Data records:
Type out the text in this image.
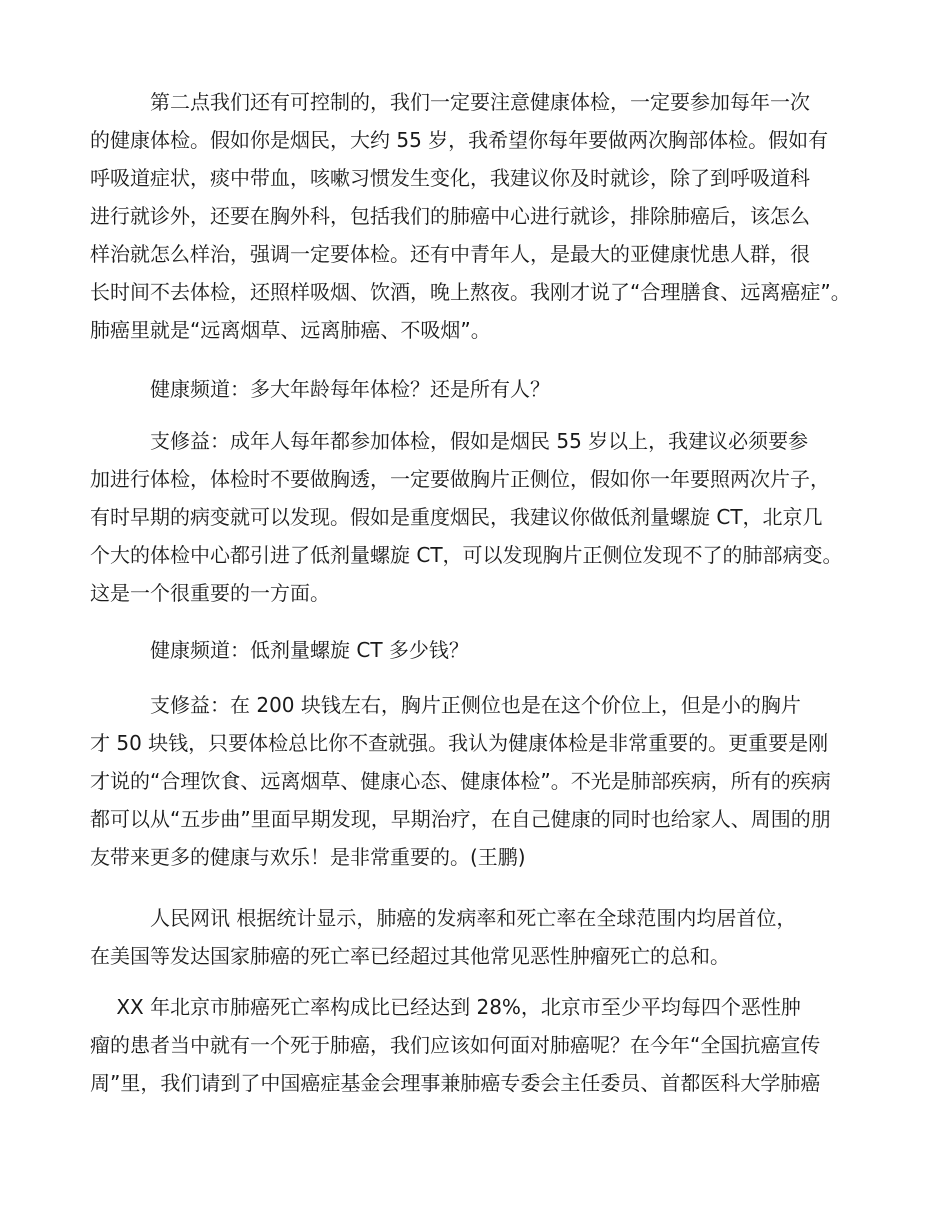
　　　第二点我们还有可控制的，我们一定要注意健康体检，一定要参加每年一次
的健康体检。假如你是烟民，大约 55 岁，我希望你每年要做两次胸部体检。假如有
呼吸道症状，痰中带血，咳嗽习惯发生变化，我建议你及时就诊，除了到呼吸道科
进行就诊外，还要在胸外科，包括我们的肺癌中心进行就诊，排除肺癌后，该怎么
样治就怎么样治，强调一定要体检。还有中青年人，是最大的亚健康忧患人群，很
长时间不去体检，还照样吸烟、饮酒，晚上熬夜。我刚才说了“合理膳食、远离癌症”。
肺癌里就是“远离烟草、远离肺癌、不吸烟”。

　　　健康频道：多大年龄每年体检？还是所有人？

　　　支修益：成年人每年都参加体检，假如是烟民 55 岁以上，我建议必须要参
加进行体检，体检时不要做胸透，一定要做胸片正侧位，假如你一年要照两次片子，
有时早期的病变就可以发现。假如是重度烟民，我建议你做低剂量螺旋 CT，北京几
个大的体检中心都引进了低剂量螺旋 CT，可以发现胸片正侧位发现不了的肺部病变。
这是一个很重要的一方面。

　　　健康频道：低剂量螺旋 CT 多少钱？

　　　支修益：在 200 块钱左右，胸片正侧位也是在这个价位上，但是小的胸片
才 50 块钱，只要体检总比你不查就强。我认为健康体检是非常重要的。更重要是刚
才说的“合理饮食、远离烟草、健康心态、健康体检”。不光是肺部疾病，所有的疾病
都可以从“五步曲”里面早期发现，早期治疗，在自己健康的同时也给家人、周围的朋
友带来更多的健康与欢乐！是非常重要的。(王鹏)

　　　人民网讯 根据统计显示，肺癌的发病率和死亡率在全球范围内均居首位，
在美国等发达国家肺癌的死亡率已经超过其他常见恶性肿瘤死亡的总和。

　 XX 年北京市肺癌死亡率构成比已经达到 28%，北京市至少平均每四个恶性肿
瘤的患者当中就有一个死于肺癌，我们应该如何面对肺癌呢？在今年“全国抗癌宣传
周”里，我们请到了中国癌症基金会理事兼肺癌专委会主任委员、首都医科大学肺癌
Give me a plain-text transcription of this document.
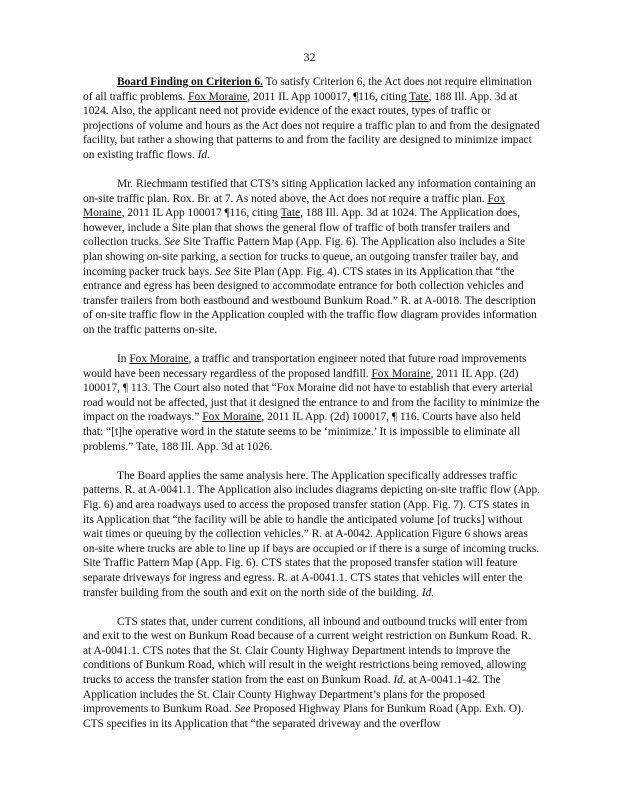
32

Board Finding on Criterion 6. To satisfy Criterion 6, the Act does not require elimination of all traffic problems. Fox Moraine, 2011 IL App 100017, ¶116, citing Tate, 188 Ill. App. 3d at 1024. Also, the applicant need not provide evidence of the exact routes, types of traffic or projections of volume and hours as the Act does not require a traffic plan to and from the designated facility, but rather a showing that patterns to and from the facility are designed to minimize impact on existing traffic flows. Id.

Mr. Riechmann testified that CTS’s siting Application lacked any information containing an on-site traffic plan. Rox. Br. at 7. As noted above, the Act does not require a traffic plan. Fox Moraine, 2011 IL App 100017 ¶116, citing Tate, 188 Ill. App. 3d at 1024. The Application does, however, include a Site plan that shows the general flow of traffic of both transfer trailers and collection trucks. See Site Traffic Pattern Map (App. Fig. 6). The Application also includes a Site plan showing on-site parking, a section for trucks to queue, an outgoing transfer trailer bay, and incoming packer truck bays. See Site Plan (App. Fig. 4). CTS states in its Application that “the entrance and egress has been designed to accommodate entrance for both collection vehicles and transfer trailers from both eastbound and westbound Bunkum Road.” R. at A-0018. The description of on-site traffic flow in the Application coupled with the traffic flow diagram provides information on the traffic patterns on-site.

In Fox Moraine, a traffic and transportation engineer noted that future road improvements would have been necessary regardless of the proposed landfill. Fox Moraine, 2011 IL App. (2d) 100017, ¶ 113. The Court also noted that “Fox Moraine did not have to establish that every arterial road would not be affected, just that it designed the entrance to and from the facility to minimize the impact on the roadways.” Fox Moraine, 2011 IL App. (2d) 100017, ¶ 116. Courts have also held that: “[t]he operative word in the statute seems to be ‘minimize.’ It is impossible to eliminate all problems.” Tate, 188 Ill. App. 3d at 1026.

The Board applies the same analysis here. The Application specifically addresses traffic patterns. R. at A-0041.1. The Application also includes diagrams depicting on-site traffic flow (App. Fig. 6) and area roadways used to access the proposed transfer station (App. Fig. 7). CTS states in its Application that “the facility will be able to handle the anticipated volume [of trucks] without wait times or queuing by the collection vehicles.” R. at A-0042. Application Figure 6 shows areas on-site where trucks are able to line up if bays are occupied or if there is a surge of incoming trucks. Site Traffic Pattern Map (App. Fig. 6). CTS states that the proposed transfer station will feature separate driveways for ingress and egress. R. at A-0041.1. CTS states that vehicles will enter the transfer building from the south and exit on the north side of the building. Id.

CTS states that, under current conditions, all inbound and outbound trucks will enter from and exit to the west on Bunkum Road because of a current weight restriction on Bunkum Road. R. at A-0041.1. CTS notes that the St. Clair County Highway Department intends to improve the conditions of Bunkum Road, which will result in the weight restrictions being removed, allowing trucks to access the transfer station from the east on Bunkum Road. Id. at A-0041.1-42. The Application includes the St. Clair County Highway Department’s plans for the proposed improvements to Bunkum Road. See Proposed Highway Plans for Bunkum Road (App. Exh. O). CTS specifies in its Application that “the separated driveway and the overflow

• **Exercise instructions**
Take the listing above and restate it word for word, without its pictures.

• **Full response**
Type out the text in this image.
　　　第二点我们还有可控制的，我们一定要注意健康体检，一定要参加每年一次
的健康体检。假如你是烟民，大约 55 岁，我希望你每年要做两次胸部体检。假如有
呼吸道症状，痰中带血，咳嗽习惯发生变化，我建议你及时就诊，除了到呼吸道科
进行就诊外，还要在胸外科，包括我们的肺癌中心进行就诊，排除肺癌后，该怎么
样治就怎么样治，强调一定要体检。还有中青年人，是最大的亚健康忧患人群，很
长时间不去体检，还照样吸烟、饮酒，晚上熬夜。我刚才说了“合理膳食、远离癌症”。
肺癌里就是“远离烟草、远离肺癌、不吸烟”。

　　　健康频道：多大年龄每年体检？还是所有人？

　　　支修益：成年人每年都参加体检，假如是烟民 55 岁以上，我建议必须要参
加进行体检，体检时不要做胸透，一定要做胸片正侧位，假如你一年要照两次片子，
有时早期的病变就可以发现。假如是重度烟民，我建议你做低剂量螺旋 CT，北京几
个大的体检中心都引进了低剂量螺旋 CT，可以发现胸片正侧位发现不了的肺部病变。
这是一个很重要的一方面。

　　　健康频道：低剂量螺旋 CT 多少钱？

　　　支修益：在 200 块钱左右，胸片正侧位也是在这个价位上，但是小的胸片
才 50 块钱，只要体检总比你不查就强。我认为健康体检是非常重要的。更重要是刚
才说的“合理饮食、远离烟草、健康心态、健康体检”。不光是肺部疾病，所有的疾病
都可以从“五步曲”里面早期发现，早期治疗，在自己健康的同时也给家人、周围的朋
友带来更多的健康与欢乐！是非常重要的。(王鹏)

　　　人民网讯 根据统计显示，肺癌的发病率和死亡率在全球范围内均居首位，
在美国等发达国家肺癌的死亡率已经超过其他常见恶性肿瘤死亡的总和。

　 XX 年北京市肺癌死亡率构成比已经达到 28%，北京市至少平均每四个恶性肿
瘤的患者当中就有一个死于肺癌，我们应该如何面对肺癌呢？在今年“全国抗癌宣传
周”里，我们请到了中国癌症基金会理事兼肺癌专委会主任委员、首都医科大学肺癌
Give me a plain-text transcription of this document.
32

Board Finding on Criterion 6. To satisfy Criterion 6, the Act does not require elimination of all traffic problems. Fox Moraine, 2011 IL App 100017, ¶116, citing Tate, 188 Ill. App. 3d at 1024. Also, the applicant need not provide evidence of the exact routes, types of traffic or projections of volume and hours as the Act does not require a traffic plan to and from the designated facility, but rather a showing that patterns to and from the facility are designed to minimize impact on existing traffic flows. Id.

Mr. Riechmann testified that CTS’s siting Application lacked any information containing an on-site traffic plan. Rox. Br. at 7. As noted above, the Act does not require a traffic plan. Fox Moraine, 2011 IL App 100017 ¶116, citing Tate, 188 Ill. App. 3d at 1024. The Application does, however, include a Site plan that shows the general flow of traffic of both transfer trailers and collection trucks. See Site Traffic Pattern Map (App. Fig. 6). The Application also includes a Site plan showing on-site parking, a section for trucks to queue, an outgoing transfer trailer bay, and incoming packer truck bays. See Site Plan (App. Fig. 4). CTS states in its Application that “the entrance and egress has been designed to accommodate entrance for both collection vehicles and transfer trailers from both eastbound and westbound Bunkum Road.” R. at A-0018. The description of on-site traffic flow in the Application coupled with the traffic flow diagram provides information on the traffic patterns on-site.

In Fox Moraine, a traffic and transportation engineer noted that future road improvements would have been necessary regardless of the proposed landfill. Fox Moraine, 2011 IL App. (2d) 100017, ¶ 113. The Court also noted that “Fox Moraine did not have to establish that every arterial road would not be affected, just that it designed the entrance to and from the facility to minimize the impact on the roadways.” Fox Moraine, 2011 IL App. (2d) 100017, ¶ 116. Courts have also held that: “[t]he operative word in the statute seems to be ‘minimize.’ It is impossible to eliminate all problems.” Tate, 188 Ill. App. 3d at 1026.

The Board applies the same analysis here. The Application specifically addresses traffic patterns. R. at A-0041.1. The Application also includes diagrams depicting on-site traffic flow (App. Fig. 6) and area roadways used to access the proposed transfer station (App. Fig. 7). CTS states in its Application that “the facility will be able to handle the anticipated volume [of trucks] without wait times or queuing by the collection vehicles.” R. at A-0042. Application Figure 6 shows areas on-site where trucks are able to line up if bays are occupied or if there is a surge of incoming trucks. Site Traffic Pattern Map (App. Fig. 6). CTS states that the proposed transfer station will feature separate driveways for ingress and egress. R. at A-0041.1. CTS states that vehicles will enter the transfer building from the south and exit on the north side of the building. Id.

CTS states that, under current conditions, all inbound and outbound trucks will enter from and exit to the west on Bunkum Road because of a current weight restriction on Bunkum Road. R. at A-0041.1. CTS notes that the St. Clair County Highway Department intends to improve the conditions of Bunkum Road, which will result in the weight restrictions being removed, allowing trucks to access the transfer station from the east on Bunkum Road. Id. at A-0041.1-42. The Application includes the St. Clair County Highway Department’s plans for the proposed improvements to Bunkum Road. See Proposed Highway Plans for Bunkum Road (App. Exh. O). CTS specifies in its Application that “the separated driveway and the overflow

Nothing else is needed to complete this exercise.